◆ What is expected: Set down the data below without change, skipping the pictures it holds.

◆ Information shown:
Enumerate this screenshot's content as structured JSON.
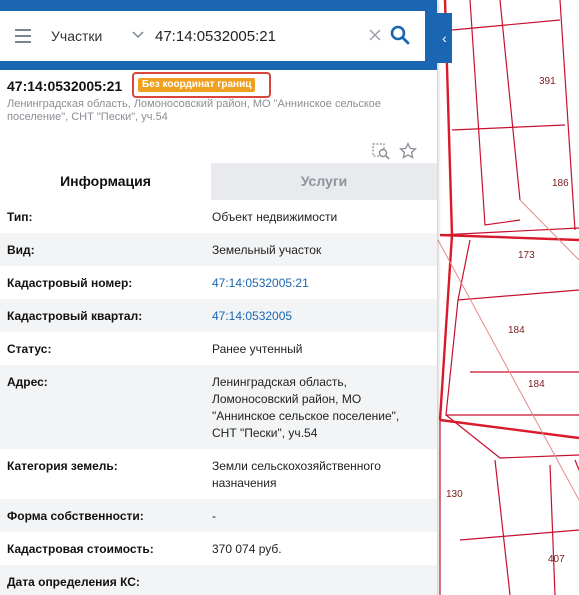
{
  "search": {
    "layer": "Участки",
    "query": "47:14:0532005:21"
  },
  "object": {
    "title": "47:14:0532005:21",
    "badge": "Без координат границ",
    "address": "Ленинградская область, Ломоносовский район, МО \"Аннинское сельское поселение\", СНТ \"Пески\", уч.54"
  },
  "tabs": {
    "info": "Информация",
    "services": "Услуги"
  },
  "rows": [
    {
      "label": "Тип:",
      "value": "Объект недвижимости"
    },
    {
      "label": "Вид:",
      "value": "Земельный участок"
    },
    {
      "label": "Кадастровый номер:",
      "value": "47:14:0532005:21"
    },
    {
      "label": "Кадастровый квартал:",
      "value": "47:14:0532005"
    },
    {
      "label": "Статус:",
      "value": "Ранее учтенный"
    },
    {
      "label": "Адрес:",
      "value": "Ленинградская область, Ломоносовский район, МО \"Аннинское сельское поселение\", СНТ \"Пески\", уч.54"
    },
    {
      "label": "Категория земель:",
      "value": "Земли сельскохозяйственного назначения"
    },
    {
      "label": "Форма собственности:",
      "value": "-"
    },
    {
      "label": "Кадастровая стоимость:",
      "value": "370 074 руб."
    },
    {
      "label": "Дата определения КС:",
      "value": ""
    }
  ],
  "map": {
    "plot_labels": [
      "391",
      "186",
      "173",
      "184",
      "184",
      "130",
      "407"
    ]
  },
  "colors": {
    "header": "#1a66b3",
    "badge": "#f0a020",
    "highlight": "#d9463b",
    "link": "#1a66b3",
    "boundary": "#c8102e"
  }
}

◆ Task output:
Enumerate this screenshot's content as structured JSON.
{
  "search": {
    "layer": "Участки",
    "query": "47:14:0532005:21"
  },
  "object": {
    "title": "47:14:0532005:21",
    "badge": "Без координат границ",
    "address": "Ленинградская область, Ломоносовский район, МО \"Аннинское сельское поселение\", СНТ \"Пески\", уч.54"
  },
  "tabs": {
    "info": "Информация",
    "services": "Услуги"
  },
  "rows": [
    {
      "label": "Тип:",
      "value": "Объект недвижимости"
    },
    {
      "label": "Вид:",
      "value": "Земельный участок"
    },
    {
      "label": "Кадастровый номер:",
      "value": "47:14:0532005:21"
    },
    {
      "label": "Кадастровый квартал:",
      "value": "47:14:0532005"
    },
    {
      "label": "Статус:",
      "value": "Ранее учтенный"
    },
    {
      "label": "Адрес:",
      "value": "Ленинградская область, Ломоносовский район, МО \"Аннинское сельское поселение\", СНТ \"Пески\", уч.54"
    },
    {
      "label": "Категория земель:",
      "value": "Земли сельскохозяйственного назначения"
    },
    {
      "label": "Форма собственности:",
      "value": "-"
    },
    {
      "label": "Кадастровая стоимость:",
      "value": "370 074 руб."
    },
    {
      "label": "Дата определения КС:",
      "value": ""
    }
  ],
  "map": {
    "plot_labels": [
      "391",
      "186",
      "173",
      "184",
      "184",
      "130",
      "407"
    ]
  },
  "colors": {
    "header": "#1a66b3",
    "badge": "#f0a020",
    "highlight": "#d9463b",
    "link": "#1a66b3",
    "boundary": "#c8102e"
  }
}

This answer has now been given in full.